* _Directive_
Beneath this sentence is a set of records; write each of them out exactly.

* _Entries supplied_
○ ○ ○ ○ ○ ○ ○

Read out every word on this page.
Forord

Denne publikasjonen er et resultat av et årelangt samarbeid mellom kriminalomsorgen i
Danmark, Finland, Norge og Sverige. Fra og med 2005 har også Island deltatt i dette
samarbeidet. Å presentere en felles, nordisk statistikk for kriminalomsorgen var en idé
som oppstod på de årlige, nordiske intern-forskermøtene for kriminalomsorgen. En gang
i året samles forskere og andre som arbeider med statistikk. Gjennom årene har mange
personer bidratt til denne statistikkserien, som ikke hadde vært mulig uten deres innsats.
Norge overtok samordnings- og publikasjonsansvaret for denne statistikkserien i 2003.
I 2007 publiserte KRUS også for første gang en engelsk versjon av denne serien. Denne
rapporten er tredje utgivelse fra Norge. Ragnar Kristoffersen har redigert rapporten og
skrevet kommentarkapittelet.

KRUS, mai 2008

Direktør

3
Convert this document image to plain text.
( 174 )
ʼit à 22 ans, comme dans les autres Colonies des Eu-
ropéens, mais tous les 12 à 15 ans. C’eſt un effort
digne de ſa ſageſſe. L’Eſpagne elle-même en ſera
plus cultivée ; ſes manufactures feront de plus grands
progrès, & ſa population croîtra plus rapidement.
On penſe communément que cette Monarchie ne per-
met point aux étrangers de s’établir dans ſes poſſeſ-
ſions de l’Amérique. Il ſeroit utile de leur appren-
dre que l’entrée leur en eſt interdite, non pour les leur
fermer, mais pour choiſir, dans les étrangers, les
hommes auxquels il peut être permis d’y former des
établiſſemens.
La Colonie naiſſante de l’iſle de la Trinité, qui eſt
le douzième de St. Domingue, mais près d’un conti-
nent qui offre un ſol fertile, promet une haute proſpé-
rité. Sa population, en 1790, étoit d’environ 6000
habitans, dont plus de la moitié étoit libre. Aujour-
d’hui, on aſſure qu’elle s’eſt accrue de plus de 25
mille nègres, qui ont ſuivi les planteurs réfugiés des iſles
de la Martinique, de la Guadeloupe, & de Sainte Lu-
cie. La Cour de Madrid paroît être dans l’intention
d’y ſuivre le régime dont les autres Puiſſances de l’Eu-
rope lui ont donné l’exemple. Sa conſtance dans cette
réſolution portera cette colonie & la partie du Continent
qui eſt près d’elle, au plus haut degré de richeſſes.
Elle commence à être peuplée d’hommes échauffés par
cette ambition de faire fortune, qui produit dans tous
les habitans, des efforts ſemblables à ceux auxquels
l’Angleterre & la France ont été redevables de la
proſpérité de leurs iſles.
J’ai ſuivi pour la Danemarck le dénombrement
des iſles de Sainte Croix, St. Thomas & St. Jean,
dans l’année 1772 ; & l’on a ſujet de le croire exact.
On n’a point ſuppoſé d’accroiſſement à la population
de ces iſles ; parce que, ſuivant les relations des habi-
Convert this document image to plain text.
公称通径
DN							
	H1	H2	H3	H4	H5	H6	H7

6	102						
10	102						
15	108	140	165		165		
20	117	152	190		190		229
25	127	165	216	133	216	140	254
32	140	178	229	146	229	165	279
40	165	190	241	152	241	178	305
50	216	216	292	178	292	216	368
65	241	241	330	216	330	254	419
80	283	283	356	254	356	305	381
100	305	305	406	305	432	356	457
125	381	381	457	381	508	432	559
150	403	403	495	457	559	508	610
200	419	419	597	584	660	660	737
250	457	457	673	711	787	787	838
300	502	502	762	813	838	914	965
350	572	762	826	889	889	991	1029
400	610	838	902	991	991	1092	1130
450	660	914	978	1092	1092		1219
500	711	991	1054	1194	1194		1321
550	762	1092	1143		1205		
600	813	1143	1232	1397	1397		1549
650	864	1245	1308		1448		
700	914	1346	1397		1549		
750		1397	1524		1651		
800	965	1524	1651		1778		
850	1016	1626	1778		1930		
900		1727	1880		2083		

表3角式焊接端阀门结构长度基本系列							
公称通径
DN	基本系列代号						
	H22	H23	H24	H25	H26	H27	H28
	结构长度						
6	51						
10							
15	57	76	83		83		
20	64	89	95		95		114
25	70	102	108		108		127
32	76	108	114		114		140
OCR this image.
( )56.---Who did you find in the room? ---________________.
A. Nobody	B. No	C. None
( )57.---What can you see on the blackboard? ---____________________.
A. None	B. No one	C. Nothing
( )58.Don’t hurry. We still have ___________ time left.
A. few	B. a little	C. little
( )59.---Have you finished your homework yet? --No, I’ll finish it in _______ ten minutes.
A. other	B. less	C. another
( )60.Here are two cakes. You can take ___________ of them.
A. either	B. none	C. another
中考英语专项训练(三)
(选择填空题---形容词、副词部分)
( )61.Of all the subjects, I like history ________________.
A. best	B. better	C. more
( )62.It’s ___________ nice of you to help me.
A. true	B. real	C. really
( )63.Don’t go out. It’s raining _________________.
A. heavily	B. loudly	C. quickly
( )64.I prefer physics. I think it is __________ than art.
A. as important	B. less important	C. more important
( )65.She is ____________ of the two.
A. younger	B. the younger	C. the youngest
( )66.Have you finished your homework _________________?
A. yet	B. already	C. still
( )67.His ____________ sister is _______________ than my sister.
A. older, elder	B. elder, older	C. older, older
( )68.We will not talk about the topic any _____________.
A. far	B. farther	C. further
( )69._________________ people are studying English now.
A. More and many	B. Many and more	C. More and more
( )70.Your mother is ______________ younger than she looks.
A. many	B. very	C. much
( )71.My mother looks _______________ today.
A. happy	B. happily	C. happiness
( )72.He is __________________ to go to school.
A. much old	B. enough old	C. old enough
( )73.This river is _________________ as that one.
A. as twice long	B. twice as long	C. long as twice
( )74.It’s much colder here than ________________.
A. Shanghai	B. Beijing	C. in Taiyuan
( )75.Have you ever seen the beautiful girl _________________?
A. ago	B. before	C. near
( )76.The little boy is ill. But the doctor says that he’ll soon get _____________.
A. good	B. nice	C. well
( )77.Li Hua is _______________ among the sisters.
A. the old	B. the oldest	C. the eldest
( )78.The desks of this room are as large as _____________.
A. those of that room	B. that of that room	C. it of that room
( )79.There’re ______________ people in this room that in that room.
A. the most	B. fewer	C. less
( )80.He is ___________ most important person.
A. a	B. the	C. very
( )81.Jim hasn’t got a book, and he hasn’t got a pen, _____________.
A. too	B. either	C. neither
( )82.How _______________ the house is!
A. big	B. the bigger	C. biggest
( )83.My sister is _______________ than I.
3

○ ○ ○ ○ ○ ○ ○

* _The completed task_
Read out every word on this page.
Forord

Denne publikasjonen er et resultat av et årelangt samarbeid mellom kriminalomsorgen i
Danmark, Finland, Norge og Sverige. Fra og med 2005 har også Island deltatt i dette
samarbeidet. Å presentere en felles, nordisk statistikk for kriminalomsorgen var en idé
som oppstod på de årlige, nordiske intern-forskermøtene for kriminalomsorgen. En gang
i året samles forskere og andre som arbeider med statistikk. Gjennom årene har mange
personer bidratt til denne statistikkserien, som ikke hadde vært mulig uten deres innsats.
Norge overtok samordnings- og publikasjonsansvaret for denne statistikkserien i 2003.
I 2007 publiserte KRUS også for første gang en engelsk versjon av denne serien. Denne
rapporten er tredje utgivelse fra Norge. Ragnar Kristoffersen har redigert rapporten og
skrevet kommentarkapittelet.

KRUS, mai 2008

Direktør

3
Convert this document image to plain text.
( 174 )
ʼit à 22 ans, comme dans les autres Colonies des Eu-
ropéens, mais tous les 12 à 15 ans. C’eſt un effort
digne de ſa ſageſſe. L’Eſpagne elle-même en ſera
plus cultivée ; ſes manufactures feront de plus grands
progrès, & ſa population croîtra plus rapidement.
On penſe communément que cette Monarchie ne per-
met point aux étrangers de s’établir dans ſes poſſeſ-
ſions de l’Amérique. Il ſeroit utile de leur appren-
dre que l’entrée leur en eſt interdite, non pour les leur
fermer, mais pour choiſir, dans les étrangers, les
hommes auxquels il peut être permis d’y former des
établiſſemens.
La Colonie naiſſante de l’iſle de la Trinité, qui eſt
le douzième de St. Domingue, mais près d’un conti-
nent qui offre un ſol fertile, promet une haute proſpé-
rité. Sa population, en 1790, étoit d’environ 6000
habitans, dont plus de la moitié étoit libre. Aujour-
d’hui, on aſſure qu’elle s’eſt accrue de plus de 25
mille nègres, qui ont ſuivi les planteurs réfugiés des iſles
de la Martinique, de la Guadeloupe, & de Sainte Lu-
cie. La Cour de Madrid paroît être dans l’intention
d’y ſuivre le régime dont les autres Puiſſances de l’Eu-
rope lui ont donné l’exemple. Sa conſtance dans cette
réſolution portera cette colonie & la partie du Continent
qui eſt près d’elle, au plus haut degré de richeſſes.
Elle commence à être peuplée d’hommes échauffés par
cette ambition de faire fortune, qui produit dans tous
les habitans, des efforts ſemblables à ceux auxquels
l’Angleterre & la France ont été redevables de la
proſpérité de leurs iſles.
J’ai ſuivi pour la Danemarck le dénombrement
des iſles de Sainte Croix, St. Thomas & St. Jean,
dans l’année 1772 ; & l’on a ſujet de le croire exact.
On n’a point ſuppoſé d’accroiſſement à la population
de ces iſles ; parce que, ſuivant les relations des habi-
Convert this document image to plain text.
公称通径
DN							
	H1	H2	H3	H4	H5	H6	H7

6	102						
10	102						
15	108	140	165		165		
20	117	152	190		190		229
25	127	165	216	133	216	140	254
32	140	178	229	146	229	165	279
40	165	190	241	152	241	178	305
50	216	216	292	178	292	216	368
65	241	241	330	216	330	254	419
80	283	283	356	254	356	305	381
100	305	305	406	305	432	356	457
125	381	381	457	381	508	432	559
150	403	403	495	457	559	508	610
200	419	419	597	584	660	660	737
250	457	457	673	711	787	787	838
300	502	502	762	813	838	914	965
350	572	762	826	889	889	991	1029
400	610	838	902	991	991	1092	1130
450	660	914	978	1092	1092		1219
500	711	991	1054	1194	1194		1321
550	762	1092	1143		1205		
600	813	1143	1232	1397	1397		1549
650	864	1245	1308		1448		
700	914	1346	1397		1549		
750		1397	1524		1651		
800	965	1524	1651		1778		
850	1016	1626	1778		1930		
900		1727	1880		2083		

表3角式焊接端阀门结构长度基本系列							
公称通径
DN	基本系列代号						
	H22	H23	H24	H25	H26	H27	H28
	结构长度						
6	51						
10							
15	57	76	83		83		
20	64	89	95		95		114
25	70	102	108		108		127
32	76	108	114		114		140
OCR this image.
( )56.---Who did you find in the room? ---________________.
A. Nobody	B. No	C. None
( )57.---What can you see on the blackboard? ---____________________.
A. None	B. No one	C. Nothing
( )58.Don’t hurry. We still have ___________ time left.
A. few	B. a little	C. little
( )59.---Have you finished your homework yet? --No, I’ll finish it in _______ ten minutes.
A. other	B. less	C. another
( )60.Here are two cakes. You can take ___________ of them.
A. either	B. none	C. another
中考英语专项训练(三)
(选择填空题---形容词、副词部分)
( )61.Of all the subjects, I like history ________________.
A. best	B. better	C. more
( )62.It’s ___________ nice of you to help me.
A. true	B. real	C. really
( )63.Don’t go out. It’s raining _________________.
A. heavily	B. loudly	C. quickly
( )64.I prefer physics. I think it is __________ than art.
A. as important	B. less important	C. more important
( )65.She is ____________ of the two.
A. younger	B. the younger	C. the youngest
( )66.Have you finished your homework _________________?
A. yet	B. already	C. still
( )67.His ____________ sister is _______________ than my sister.
A. older, elder	B. elder, older	C. older, older
( )68.We will not talk about the topic any _____________.
A. far	B. farther	C. further
( )69._________________ people are studying English now.
A. More and many	B. Many and more	C. More and more
( )70.Your mother is ______________ younger than she looks.
A. many	B. very	C. much
( )71.My mother looks _______________ today.
A. happy	B. happily	C. happiness
( )72.He is __________________ to go to school.
A. much old	B. enough old	C. old enough
( )73.This river is _________________ as that one.
A. as twice long	B. twice as long	C. long as twice
( )74.It’s much colder here than ________________.
A. Shanghai	B. Beijing	C. in Taiyuan
( )75.Have you ever seen the beautiful girl _________________?
A. ago	B. before	C. near
( )76.The little boy is ill. But the doctor says that he’ll soon get _____________.
A. good	B. nice	C. well
( )77.Li Hua is _______________ among the sisters.
A. the old	B. the oldest	C. the eldest
( )78.The desks of this room are as large as _____________.
A. those of that room	B. that of that room	C. it of that room
( )79.There’re ______________ people in this room that in that room.
A. the most	B. fewer	C. less
( )80.He is ___________ most important person.
A. a	B. the	C. very
( )81.Jim hasn’t got a book, and he hasn’t got a pen, _____________.
A. too	B. either	C. neither
( )82.How _______________ the house is!
A. big	B. the bigger	C. biggest
( )83.My sister is _______________ than I.
3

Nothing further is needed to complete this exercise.